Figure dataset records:
+++++
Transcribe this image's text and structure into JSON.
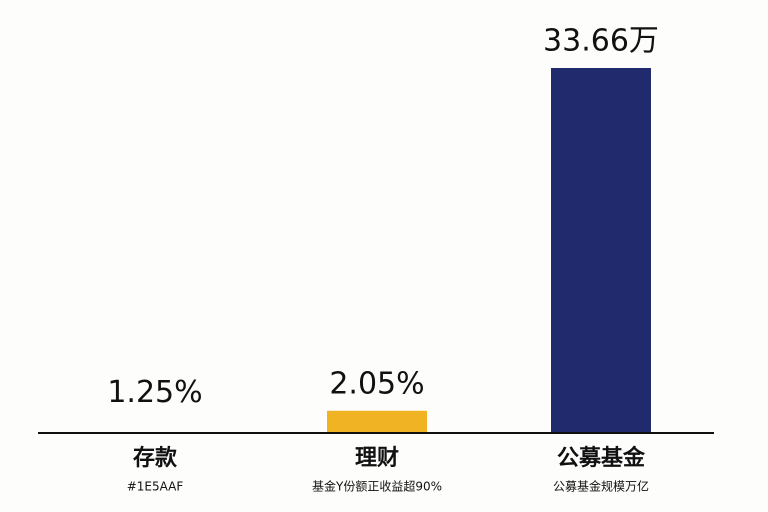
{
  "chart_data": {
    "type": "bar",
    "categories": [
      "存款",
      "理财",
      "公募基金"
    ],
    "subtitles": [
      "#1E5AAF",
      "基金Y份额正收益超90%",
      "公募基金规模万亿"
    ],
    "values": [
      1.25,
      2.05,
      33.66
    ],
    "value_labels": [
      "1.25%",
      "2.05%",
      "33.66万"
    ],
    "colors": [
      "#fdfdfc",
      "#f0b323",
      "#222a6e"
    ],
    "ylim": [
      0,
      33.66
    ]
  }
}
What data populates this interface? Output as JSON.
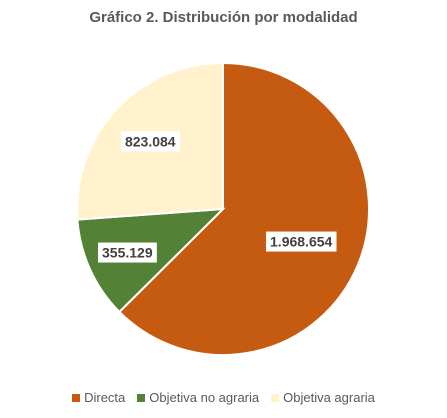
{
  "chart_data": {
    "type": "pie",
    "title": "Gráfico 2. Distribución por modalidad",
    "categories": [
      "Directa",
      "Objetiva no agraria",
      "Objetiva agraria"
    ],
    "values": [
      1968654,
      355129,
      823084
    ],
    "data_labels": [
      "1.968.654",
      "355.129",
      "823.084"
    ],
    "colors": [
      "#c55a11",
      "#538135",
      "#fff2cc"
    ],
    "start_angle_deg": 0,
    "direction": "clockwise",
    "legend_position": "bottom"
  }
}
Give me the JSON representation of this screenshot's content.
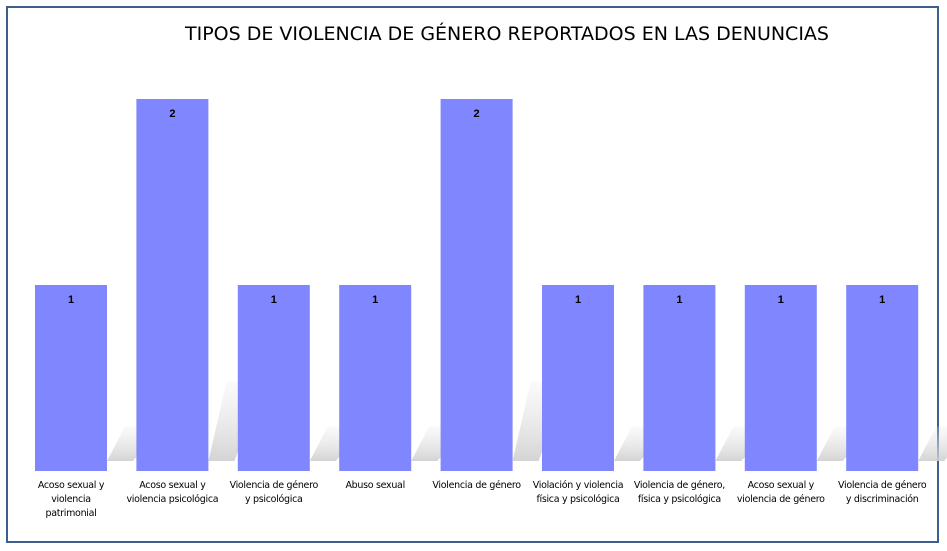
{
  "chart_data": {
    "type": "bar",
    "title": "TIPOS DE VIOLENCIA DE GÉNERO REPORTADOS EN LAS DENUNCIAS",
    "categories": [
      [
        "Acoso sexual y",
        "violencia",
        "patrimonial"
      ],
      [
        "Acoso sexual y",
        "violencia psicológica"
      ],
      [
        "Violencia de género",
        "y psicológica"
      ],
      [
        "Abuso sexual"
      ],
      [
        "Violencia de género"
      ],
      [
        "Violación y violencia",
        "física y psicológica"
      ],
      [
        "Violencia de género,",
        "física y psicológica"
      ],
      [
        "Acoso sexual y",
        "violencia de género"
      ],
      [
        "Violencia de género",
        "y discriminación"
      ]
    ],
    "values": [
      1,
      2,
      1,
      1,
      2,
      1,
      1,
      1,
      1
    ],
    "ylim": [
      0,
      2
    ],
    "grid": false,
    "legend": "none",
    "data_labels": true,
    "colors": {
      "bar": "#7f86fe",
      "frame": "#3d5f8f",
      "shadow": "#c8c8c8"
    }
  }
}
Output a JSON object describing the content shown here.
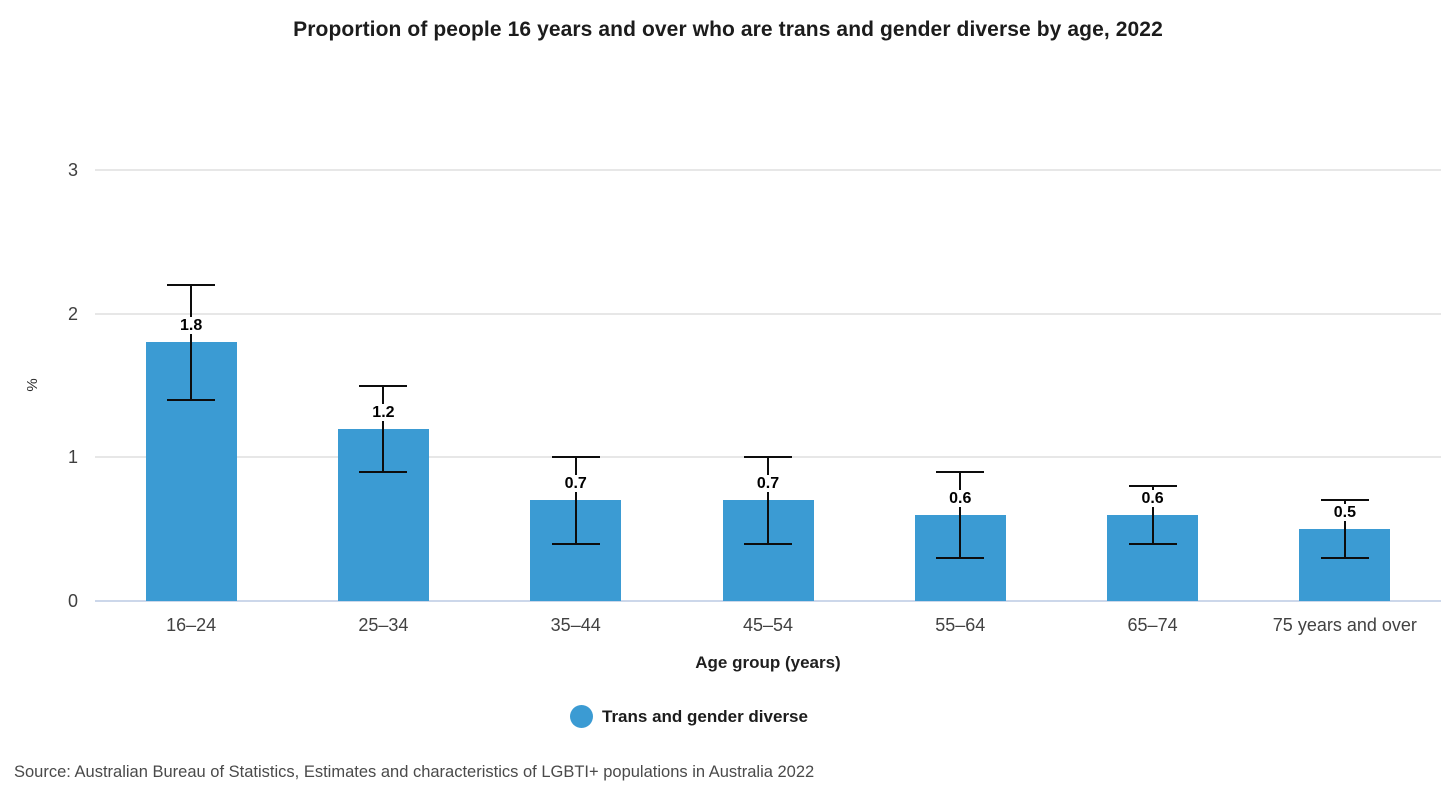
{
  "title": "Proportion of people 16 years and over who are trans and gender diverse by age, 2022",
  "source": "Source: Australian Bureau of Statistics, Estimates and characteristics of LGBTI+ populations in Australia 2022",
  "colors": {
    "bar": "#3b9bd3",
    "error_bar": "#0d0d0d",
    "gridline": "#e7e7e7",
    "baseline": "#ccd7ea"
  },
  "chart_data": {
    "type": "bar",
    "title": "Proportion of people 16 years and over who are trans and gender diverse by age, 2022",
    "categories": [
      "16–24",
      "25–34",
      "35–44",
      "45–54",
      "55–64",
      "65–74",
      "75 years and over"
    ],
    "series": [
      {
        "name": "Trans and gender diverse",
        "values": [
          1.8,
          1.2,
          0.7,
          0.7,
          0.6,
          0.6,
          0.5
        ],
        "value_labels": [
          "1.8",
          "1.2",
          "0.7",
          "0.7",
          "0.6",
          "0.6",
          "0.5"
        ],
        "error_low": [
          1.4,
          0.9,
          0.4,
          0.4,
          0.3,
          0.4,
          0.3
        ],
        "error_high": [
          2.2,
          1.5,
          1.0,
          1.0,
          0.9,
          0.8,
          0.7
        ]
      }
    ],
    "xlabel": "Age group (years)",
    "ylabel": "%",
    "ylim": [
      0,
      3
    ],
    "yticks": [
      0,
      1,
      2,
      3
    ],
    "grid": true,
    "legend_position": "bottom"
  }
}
+++++
SET EXERCISE
Reproduce all of the data exactly; the pictures do not belong in the copy.

WRITTEN SOLUTION
Transcribe this image's text and structure into JSON.
{
  "chart_data": {
    "type": "bar",
    "categories": [
      "存款",
      "理财",
      "公募基金"
    ],
    "subtitles": [
      "#1E5AAF",
      "基金Y份额正收益超90%",
      "公募基金规模万亿"
    ],
    "values": [
      1.25,
      2.05,
      33.66
    ],
    "value_labels": [
      "1.25%",
      "2.05%",
      "33.66万"
    ],
    "colors": [
      "#fdfdfc",
      "#f0b323",
      "#222a6e"
    ],
    "ylim": [
      0,
      33.66
    ]
  }
}
What data populates this interface? Output as JSON.
{
  "chart_data": {
    "type": "pie",
    "title": "Gráfico 2. Distribución por modalidad",
    "categories": [
      "Directa",
      "Objetiva no agraria",
      "Objetiva agraria"
    ],
    "values": [
      1968654,
      355129,
      823084
    ],
    "data_labels": [
      "1.968.654",
      "355.129",
      "823.084"
    ],
    "colors": [
      "#c55a11",
      "#538135",
      "#fff2cc"
    ],
    "start_angle_deg": 0,
    "direction": "clockwise",
    "legend_position": "bottom"
  }
}
Give me the JSON representation of this screenshot's content.
{
  "chart_data": {
    "type": "bar",
    "title": "TIPOS DE VIOLENCIA DE GÉNERO REPORTADOS EN LAS DENUNCIAS",
    "categories": [
      [
        "Acoso sexual y",
        "violencia",
        "patrimonial"
      ],
      [
        "Acoso sexual y",
        "violencia psicológica"
      ],
      [
        "Violencia de género",
        "y psicológica"
      ],
      [
        "Abuso sexual"
      ],
      [
        "Violencia de género"
      ],
      [
        "Violación y violencia",
        "física y psicológica"
      ],
      [
        "Violencia de género,",
        "física y psicológica"
      ],
      [
        "Acoso sexual y",
        "violencia de género"
      ],
      [
        "Violencia de género",
        "y discriminación"
      ]
    ],
    "values": [
      1,
      2,
      1,
      1,
      2,
      1,
      1,
      1,
      1
    ],
    "ylim": [
      0,
      2
    ],
    "grid": false,
    "legend": "none",
    "data_labels": true,
    "colors": {
      "bar": "#7f86fe",
      "frame": "#3d5f8f",
      "shadow": "#c8c8c8"
    }
  }
}
Output a JSON object describing the content shown here.
{
  "title": "Proportion of people 16 years and over who are trans and gender diverse by age, 2022",
  "source": "Source: Australian Bureau of Statistics, Estimates and characteristics of LGBTI+ populations in Australia 2022",
  "colors": {
    "bar": "#3b9bd3",
    "error_bar": "#0d0d0d",
    "gridline": "#e7e7e7",
    "baseline": "#ccd7ea"
  },
  "chart_data": {
    "type": "bar",
    "title": "Proportion of people 16 years and over who are trans and gender diverse by age, 2022",
    "categories": [
      "16–24",
      "25–34",
      "35–44",
      "45–54",
      "55–64",
      "65–74",
      "75 years and over"
    ],
    "series": [
      {
        "name": "Trans and gender diverse",
        "values": [
          1.8,
          1.2,
          0.7,
          0.7,
          0.6,
          0.6,
          0.5
        ],
        "value_labels": [
          "1.8",
          "1.2",
          "0.7",
          "0.7",
          "0.6",
          "0.6",
          "0.5"
        ],
        "error_low": [
          1.4,
          0.9,
          0.4,
          0.4,
          0.3,
          0.4,
          0.3
        ],
        "error_high": [
          2.2,
          1.5,
          1.0,
          1.0,
          0.9,
          0.8,
          0.7
        ]
      }
    ],
    "xlabel": "Age group (years)",
    "ylabel": "%",
    "ylim": [
      0,
      3
    ],
    "yticks": [
      0,
      1,
      2,
      3
    ],
    "grid": true,
    "legend_position": "bottom"
  }
}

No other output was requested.